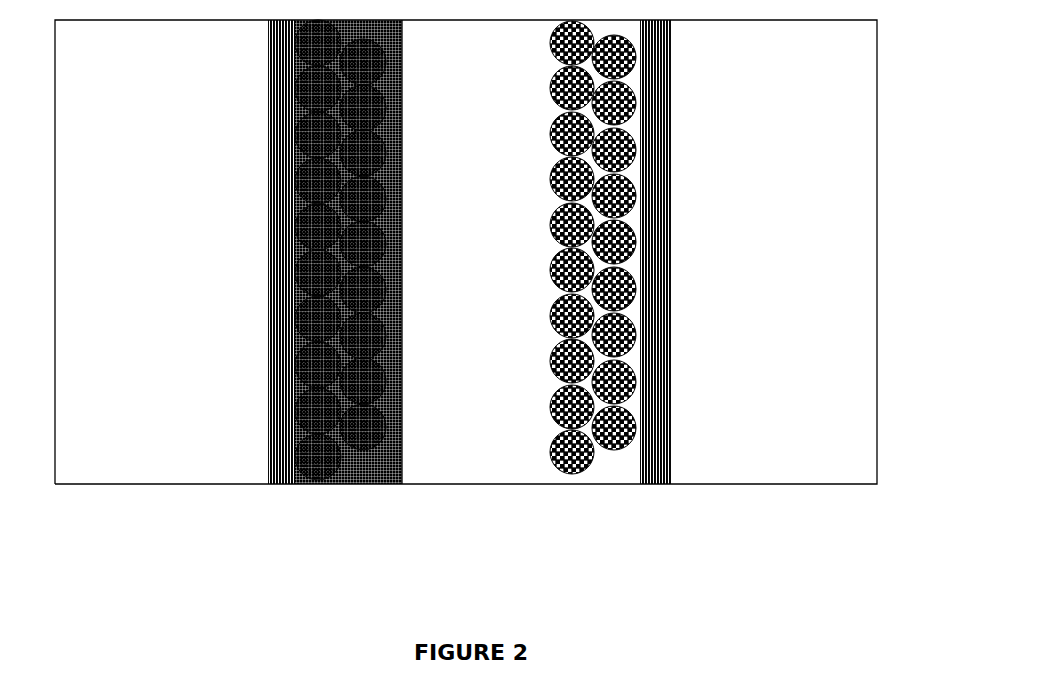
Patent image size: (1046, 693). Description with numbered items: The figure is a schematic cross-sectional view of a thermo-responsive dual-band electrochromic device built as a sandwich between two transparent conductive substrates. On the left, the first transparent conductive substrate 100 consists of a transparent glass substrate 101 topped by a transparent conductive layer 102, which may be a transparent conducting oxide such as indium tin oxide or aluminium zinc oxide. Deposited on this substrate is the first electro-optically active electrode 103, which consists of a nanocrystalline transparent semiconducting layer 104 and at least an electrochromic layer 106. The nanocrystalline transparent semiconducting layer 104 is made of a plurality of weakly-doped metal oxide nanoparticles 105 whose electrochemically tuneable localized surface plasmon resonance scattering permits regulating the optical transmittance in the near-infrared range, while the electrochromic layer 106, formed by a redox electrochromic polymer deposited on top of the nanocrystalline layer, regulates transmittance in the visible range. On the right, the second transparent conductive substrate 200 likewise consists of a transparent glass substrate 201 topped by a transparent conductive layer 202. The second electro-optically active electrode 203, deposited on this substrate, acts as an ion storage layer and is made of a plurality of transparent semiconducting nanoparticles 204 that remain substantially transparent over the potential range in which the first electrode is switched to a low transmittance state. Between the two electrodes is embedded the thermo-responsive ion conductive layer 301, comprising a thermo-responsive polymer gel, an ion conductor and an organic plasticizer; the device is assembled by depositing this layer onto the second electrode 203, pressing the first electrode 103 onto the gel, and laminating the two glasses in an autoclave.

The first transparent conductive substrate 100 is at (268, 485).
The transparent glass substrate 101 is at (177, 410).
The transparent conductive layer 102 is at (278, 485).
The first electro-optically active electrode 103 is at (337, 485).
The nanocrystalline transparent semiconducting layer 104 is at (350, 485).
The weakly-doped metal oxide nanoparticles 105 is at (382, 485).
The electrochromic layer 106 is at (402, 440).
The second transparent conductive substrate 200 is at (672, 485).
The transparent glass substrate 201 is at (777, 408).
The transparent conductive layer 202 is at (662, 485).
The second electro-optically active electrode 203 is at (575, 477).
The transparent semiconducting nanoparticles 204 is at (618, 450).
The thermo-responsive ion conductive layer 301 is at (512, 430).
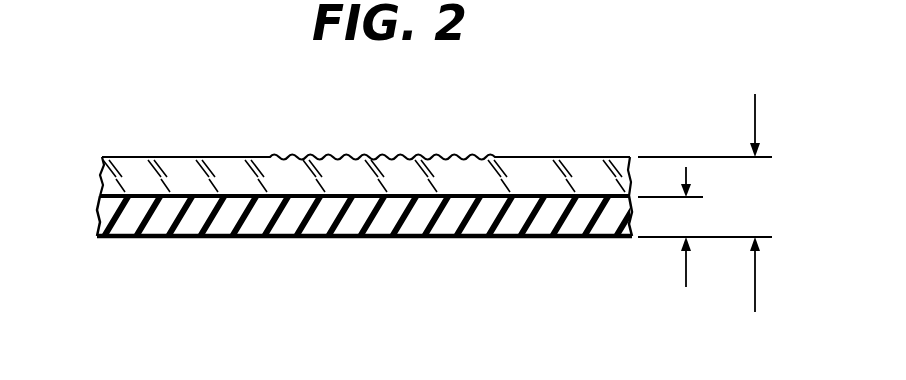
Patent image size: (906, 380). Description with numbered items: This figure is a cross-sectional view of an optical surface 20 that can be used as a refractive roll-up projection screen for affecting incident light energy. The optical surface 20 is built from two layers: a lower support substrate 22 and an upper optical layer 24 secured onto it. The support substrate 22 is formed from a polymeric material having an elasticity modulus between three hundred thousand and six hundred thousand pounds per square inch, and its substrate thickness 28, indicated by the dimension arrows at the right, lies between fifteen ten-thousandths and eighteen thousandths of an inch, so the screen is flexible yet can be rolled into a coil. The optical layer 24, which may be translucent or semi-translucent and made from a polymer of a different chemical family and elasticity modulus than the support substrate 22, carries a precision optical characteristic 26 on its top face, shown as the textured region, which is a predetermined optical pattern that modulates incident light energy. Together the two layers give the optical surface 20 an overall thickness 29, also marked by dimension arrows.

The optical surface 20 is at (56, 44).
The support substrate 22 is at (392, 228).
The optical layer 24 is at (186, 165).
The precision optical characteristic 26 is at (358, 153).
The substrate thickness 28 is at (687, 273).
The overall thickness 29 is at (757, 292).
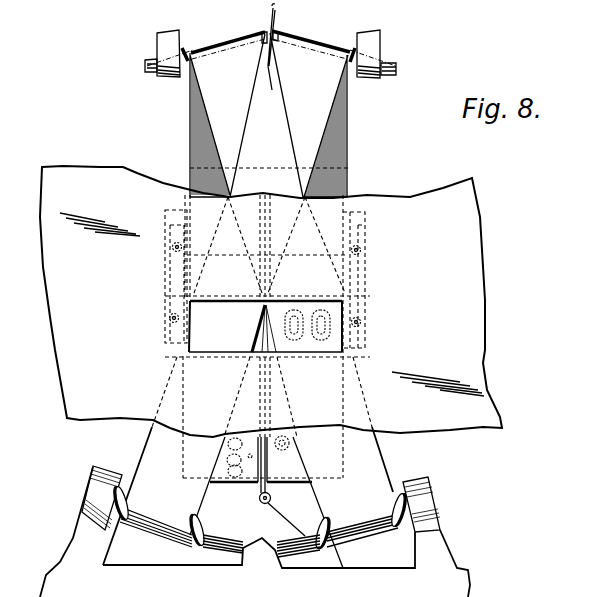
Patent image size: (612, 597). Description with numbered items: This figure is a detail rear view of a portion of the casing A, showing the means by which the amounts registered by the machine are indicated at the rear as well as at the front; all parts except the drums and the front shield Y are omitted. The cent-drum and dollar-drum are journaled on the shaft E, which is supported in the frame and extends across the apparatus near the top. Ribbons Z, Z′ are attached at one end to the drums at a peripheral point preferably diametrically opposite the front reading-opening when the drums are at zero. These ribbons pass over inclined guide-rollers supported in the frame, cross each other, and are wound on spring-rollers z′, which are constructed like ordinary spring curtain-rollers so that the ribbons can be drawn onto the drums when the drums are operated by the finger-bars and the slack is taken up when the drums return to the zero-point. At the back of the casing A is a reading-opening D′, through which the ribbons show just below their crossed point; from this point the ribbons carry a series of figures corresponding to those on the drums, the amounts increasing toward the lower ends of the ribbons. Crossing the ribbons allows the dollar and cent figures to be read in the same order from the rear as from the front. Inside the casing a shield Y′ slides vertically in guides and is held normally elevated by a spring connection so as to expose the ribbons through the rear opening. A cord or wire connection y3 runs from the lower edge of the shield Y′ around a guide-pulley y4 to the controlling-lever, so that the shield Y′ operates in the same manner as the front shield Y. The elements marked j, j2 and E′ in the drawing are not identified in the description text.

The casing A is at (271, 301).
The ribbon Z is at (222, 46).
The ribbon Z′ is at (308, 45).
The needle j is at (266, 35).
The needle guide j2 is at (306, 100).
The shield Y is at (167, 208).
The shield Y′ is at (367, 213).
The reading-opening D′ is at (343, 302).
The shaft E is at (235, 483).
The right lower type panel E′ is at (288, 483).
The guide-pulley y4 is at (260, 500).
The cord or wire connection y3 is at (290, 504).
The spring-roller z′ is at (243, 540).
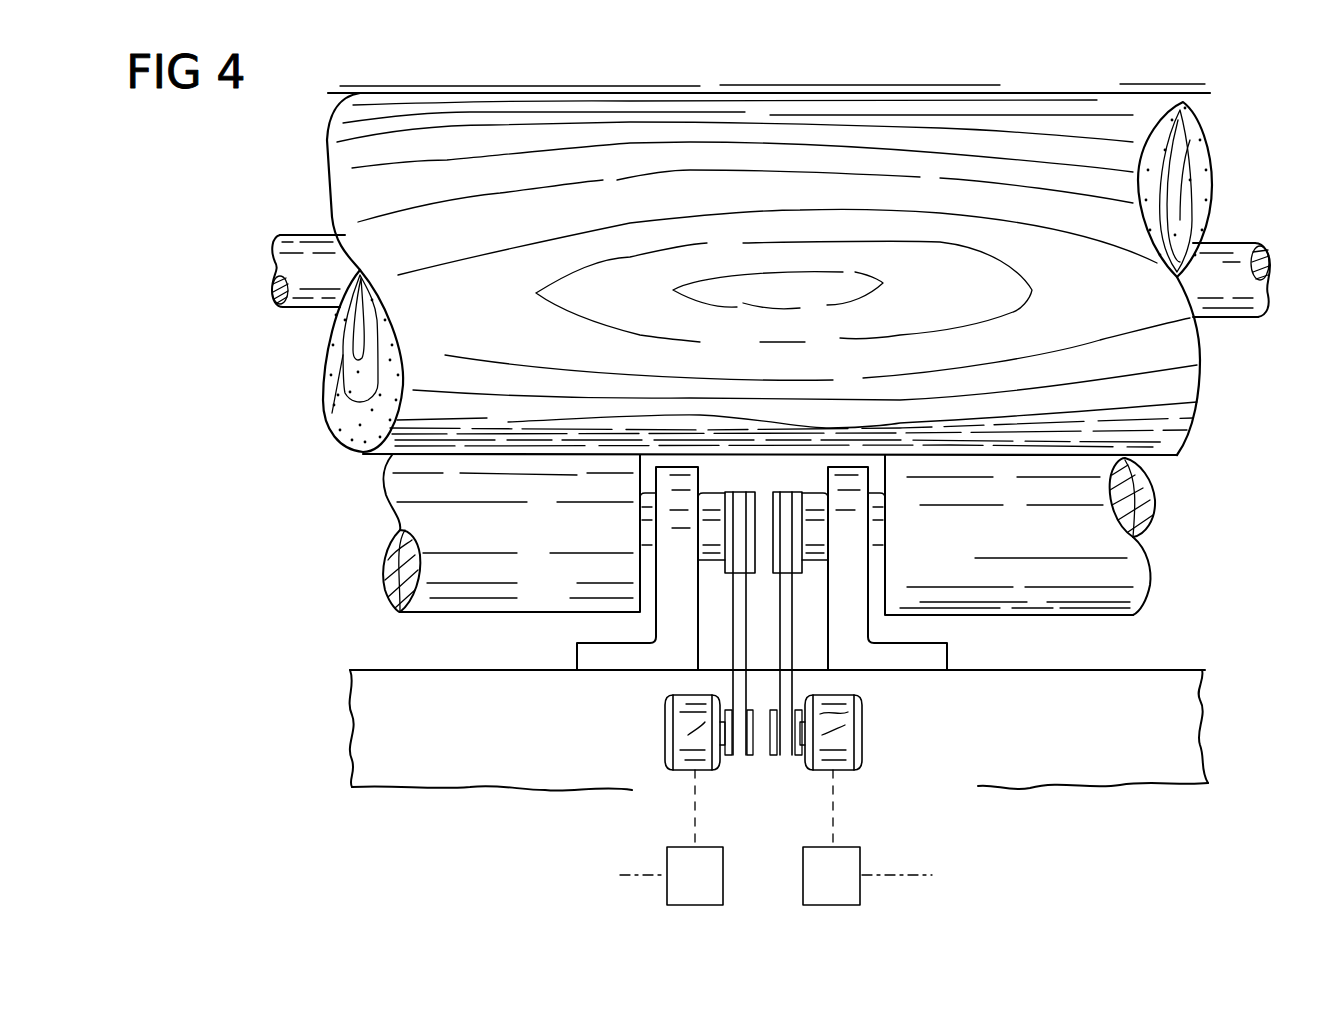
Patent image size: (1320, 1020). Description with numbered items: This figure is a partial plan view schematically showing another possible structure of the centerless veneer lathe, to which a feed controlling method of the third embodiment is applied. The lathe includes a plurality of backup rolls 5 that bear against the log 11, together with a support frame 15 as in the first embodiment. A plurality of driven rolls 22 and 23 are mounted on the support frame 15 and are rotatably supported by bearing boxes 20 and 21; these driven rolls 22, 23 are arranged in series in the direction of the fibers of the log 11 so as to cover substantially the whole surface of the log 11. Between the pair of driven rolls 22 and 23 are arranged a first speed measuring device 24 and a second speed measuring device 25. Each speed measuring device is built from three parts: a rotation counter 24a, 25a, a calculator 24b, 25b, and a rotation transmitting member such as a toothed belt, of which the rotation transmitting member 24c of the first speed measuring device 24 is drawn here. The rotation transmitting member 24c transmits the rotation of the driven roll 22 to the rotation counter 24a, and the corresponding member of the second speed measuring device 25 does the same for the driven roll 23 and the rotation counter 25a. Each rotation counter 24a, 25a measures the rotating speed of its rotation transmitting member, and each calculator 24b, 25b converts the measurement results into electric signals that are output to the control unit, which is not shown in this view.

The backup rolls 5 is at (273, 260).
The log 11 is at (353, 358).
The support frame 15 is at (397, 763).
The bearing box 20 is at (598, 658).
The bearing box 21 is at (948, 652).
The driven roll 22 is at (417, 523).
The driven roll 23 is at (1160, 468).
The first speed measuring device 24 is at (656, 698).
The rotation counter 24a is at (668, 738).
The calculator 24b is at (678, 860).
The rotation transmitting member 24c is at (722, 628).
The second speed measuring device 25 is at (891, 698).
The rotation counter 25a is at (838, 735).
The calculator 25b is at (838, 870).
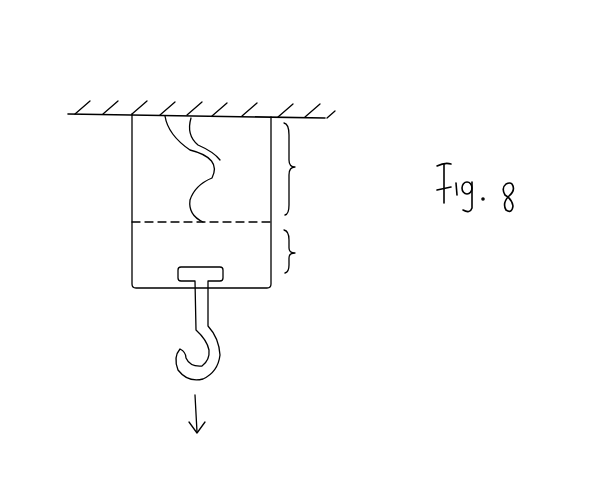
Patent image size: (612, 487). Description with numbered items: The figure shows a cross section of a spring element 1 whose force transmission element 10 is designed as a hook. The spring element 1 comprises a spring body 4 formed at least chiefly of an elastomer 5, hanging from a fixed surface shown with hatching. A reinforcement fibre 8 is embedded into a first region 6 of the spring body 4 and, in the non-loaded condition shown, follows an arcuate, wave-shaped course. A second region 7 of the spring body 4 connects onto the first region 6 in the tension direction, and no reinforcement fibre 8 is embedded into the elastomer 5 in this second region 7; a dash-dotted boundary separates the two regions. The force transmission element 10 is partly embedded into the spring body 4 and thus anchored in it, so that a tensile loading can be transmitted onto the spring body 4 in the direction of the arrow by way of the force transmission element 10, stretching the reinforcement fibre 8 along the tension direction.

The spring element 1 is at (350, 302).
The spring body 4 is at (130, 166).
The elastomer 5 is at (143, 196).
The first region 6 is at (301, 166).
The second region 7 is at (303, 268).
The reinforcement fibre 8 is at (165, 115).
The force transmission element 10 is at (222, 360).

• [Task details]: Can you convert every line of the material above into a JSON list of strings, one string per line, with blank lines left out and the pictures omitted?

• [Solution to this exercise]:
[
  "Patent image size: (1046, 693). Description with numbered items: The figure is a schematic cross-sectional view of a thermo-responsive dual-band electrochromic device built as a sandwich between two transparent conductive substrates. On the left, the first transparent conductive substrate 100 consists of a transparent glass substrate 101 topped by a transparent conductive layer 102, which may be a transparent conducting oxide such as indium tin oxide or aluminium zinc oxide. Deposited on this substrate is the first electro-optically active electrode 103, which consists of a nanocrystalline transparent semiconducting layer 104 and at least an electrochromic layer 106. The nanocrystalline transparent semiconducting layer 104 is made of a plurality of weakly-doped metal oxide nanoparticles 105 whose electrochemically tuneable localized surface plasmon resonance scattering permits regulating the optical transmittance in the near-infrared range, while the electrochromic layer 106, formed by a redox electrochromic polymer deposited on top of the nanocrystalline layer, regulates transmittance in the visible range. On the right, the second transparent conductive substrate 200 likewise consists of a transparent glass substrate 201 topped by a transparent conductive layer 202. The second electro-optically active electrode 203, deposited on this substrate, acts as an ion storage layer and is made of a plurality of transparent semiconducting nanoparticles 204 that remain substantially transparent over the potential range in which the first electrode is switched to a low transmittance state. Between the two electrodes is embedded the thermo-responsive ion conductive layer 301, comprising a thermo-responsive polymer gel, an ion conductor and an organic plasticizer; the device is assembled by depositing this layer onto the second electrode 203, pressing the first electrode 103 onto the gel, and laminating the two glasses in an autoclave.",
  "The first transparent conductive substrate 100 is at (268, 485).",
  "The transparent glass substrate 101 is at (177, 410).",
  "The transparent conductive layer 102 is at (278, 485).",
  "The first electro-optically active electrode 103 is at (337, 485).",
  "The nanocrystalline transparent semiconducting layer 104 is at (350, 485).",
  "The weakly-doped metal oxide nanoparticles 105 is at (382, 485).",
  "The electrochromic layer 106 is at (402, 440).",
  "The second transparent conductive substrate 200 is at (672, 485).",
  "The transparent glass substrate 201 is at (777, 408).",
  "The transparent conductive layer 202 is at (662, 485).",
  "The second electro-optically active electrode 203 is at (575, 477).",
  "The transparent semiconducting nanoparticles 204 is at (618, 450).",
  "The thermo-responsive ion conductive layer 301 is at (512, 430).",
  "Patent image size: (906, 380). Description with numbered items: This figure is a cross-sectional view of an optical surface 20 that can be used as a refractive roll-up projection screen for affecting incident light energy. The optical surface 20 is built from two layers: a lower support substrate 22 and an upper optical layer 24 secured onto it. The support substrate 22 is formed from a polymeric material having an elasticity modulus between three hundred thousand and six hundred thousand pounds per square inch, and its substrate thickness 28, indicated by the dimension arrows at the right, lies between fifteen ten-thousandths and eighteen thousandths of an inch, so the screen is flexible yet can be rolled into a coil. The optical layer 24, which may be translucent or semi-translucent and made from a polymer of a different chemical family and elasticity modulus than the support substrate 22, carries a precision optical characteristic 26 on its top face, shown as the textured region, which is a predetermined optical pattern that modulates incident light energy. Together the two layers give the optical surface 20 an overall thickness 29, also marked by dimension arrows.",
  "The optical surface 20 is at (56, 44).",
  "The support substrate 22 is at (392, 228).",
  "The optical layer 24 is at (186, 165).",
  "The precision optical characteristic 26 is at (358, 153).",
  "The substrate thickness 28 is at (687, 273).",
  "The overall thickness 29 is at (757, 292).",
  "Patent image size: (612, 597). Description with numbered items: This figure is a detail rear view of a portion of the casing A, showing the means by which the amounts registered by the machine are indicated at the rear as well as at the front; all parts except the drums and the front shield Y are omitted. The cent-drum and dollar-drum are journaled on the shaft E, which is supported in the frame and extends across the apparatus near the top. Ribbons Z, Z′ are attached at one end to the drums at a peripheral point preferably diametrically opposite the front reading-opening when the drums are at zero. These ribbons pass over inclined guide-rollers supported in the frame, cross each other, and are wound on spring-rollers z′, which are constructed like ordinary spring curtain-rollers so that the ribbons can be drawn onto the drums when the drums are operated by the finger-bars and the slack is taken up when the drums return to the zero-point. At the back of the casing A is a reading-opening D′, through which the ribbons show just below their crossed point; from this point the ribbons carry a series of figures corresponding to those on the drums, the amounts increasing toward the lower ends of the ribbons. Crossing the ribbons allows the dollar and cent figures to be read in the same order from the rear as from the front. Inside the casing a shield Y′ slides vertically in guides and is held normally elevated by a spring connection so as to expose the ribbons through the rear opening. A cord or wire connection y3 runs from the lower edge of the shield Y′ around a guide-pulley y4 to the controlling-lever, so that the shield Y′ operates in the same manner as the front shield Y. The elements marked j, j2 and E′ in the drawing are not identified in the description text.",
  "The casing A is at (271, 301).",
  "The ribbon Z is at (222, 46).",
  "The ribbon Z′ is at (308, 45).",
  "The needle j is at (266, 35).",
  "The needle guide j2 is at (306, 100).",
  "The shield Y is at (167, 208).",
  "The shield Y′ is at (367, 213).",
  "The reading-opening D′ is at (343, 302).",
  "The shaft E is at (235, 483).",
  "The right lower type panel E′ is at (288, 483).",
  "The guide-pulley y4 is at (260, 500).",
  "The cord or wire connection y3 is at (290, 504).",
  "The spring-roller z′ is at (243, 540).",
  "Patent image size: (1320, 1020). Description with numbered items: This figure is a partial plan view schematically showing another possible structure of the centerless veneer lathe, to which a feed controlling method of the third embodiment is applied. The lathe includes a plurality of backup rolls 5 that bear against the log 11, together with a support frame 15 as in the first embodiment. A plurality of driven rolls 22 and 23 are mounted on the support frame 15 and are rotatably supported by bearing boxes 20 and 21; these driven rolls 22, 23 are arranged in series in the direction of the fibers of the log 11 so as to cover substantially the whole surface of the log 11. Between the pair of driven rolls 22 and 23 are arranged a first speed measuring device 24 and a second speed measuring device 25. Each speed measuring device is built from three parts: a rotation counter 24a, 25a, a calculator 24b, 25b, and a rotation transmitting member such as a toothed belt, of which the rotation transmitting member 24c of the first speed measuring device 24 is drawn here. The rotation transmitting member 24c transmits the rotation of the driven roll 22 to the rotation counter 24a, and the corresponding member of the second speed measuring device 25 does the same for the driven roll 23 and the rotation counter 25a. Each rotation counter 24a, 25a measures the rotating speed of its rotation transmitting member, and each calculator 24b, 25b converts the measurement results into electric signals that are output to the control unit, which is not shown in this view.",
  "The backup rolls 5 is at (273, 260).",
  "The log 11 is at (353, 358).",
  "The support frame 15 is at (397, 763).",
  "The bearing box 20 is at (598, 658).",
  "The bearing box 21 is at (948, 652).",
  "The driven roll 22 is at (417, 523).",
  "The driven roll 23 is at (1160, 468).",
  "The first speed measuring device 24 is at (656, 698).",
  "The rotation counter 24a is at (668, 738).",
  "The calculator 24b is at (678, 860).",
  "The rotation transmitting member 24c is at (722, 628).",
  "The second speed measuring device 25 is at (891, 698).",
  "The rotation counter 25a is at (838, 735).",
  "The calculator 25b is at (838, 870).",
  "Patent image size: (612, 487). Description with numbered items: The figure shows a cross section of a spring element 1 whose force transmission element 10 is designed as a hook. The spring element 1 comprises a spring body 4 formed at least chiefly of an elastomer 5, hanging from a fixed surface shown with hatching. A reinforcement fibre 8 is embedded into a first region 6 of the spring body 4 and, in the non-loaded condition shown, follows an arcuate, wave-shaped course. A second region 7 of the spring body 4 connects onto the first region 6 in the tension direction, and no reinforcement fibre 8 is embedded into the elastomer 5 in this second region 7; a dash-dotted boundary separates the two regions. The force transmission element 10 is partly embedded into the spring body 4 and thus anchored in it, so that a tensile loading can be transmitted onto the spring body 4 in the direction of the arrow by way of the force transmission element 10, stretching the reinforcement fibre 8 along the tension direction.",
  "The spring element 1 is at (350, 302).",
  "The spring body 4 is at (130, 166).",
  "The elastomer 5 is at (143, 196).",
  "The first region 6 is at (301, 166).",
  "The second region 7 is at (303, 268).",
  "The reinforcement fibre 8 is at (165, 115).",
  "The force transmission element 10 is at (222, 360)."
]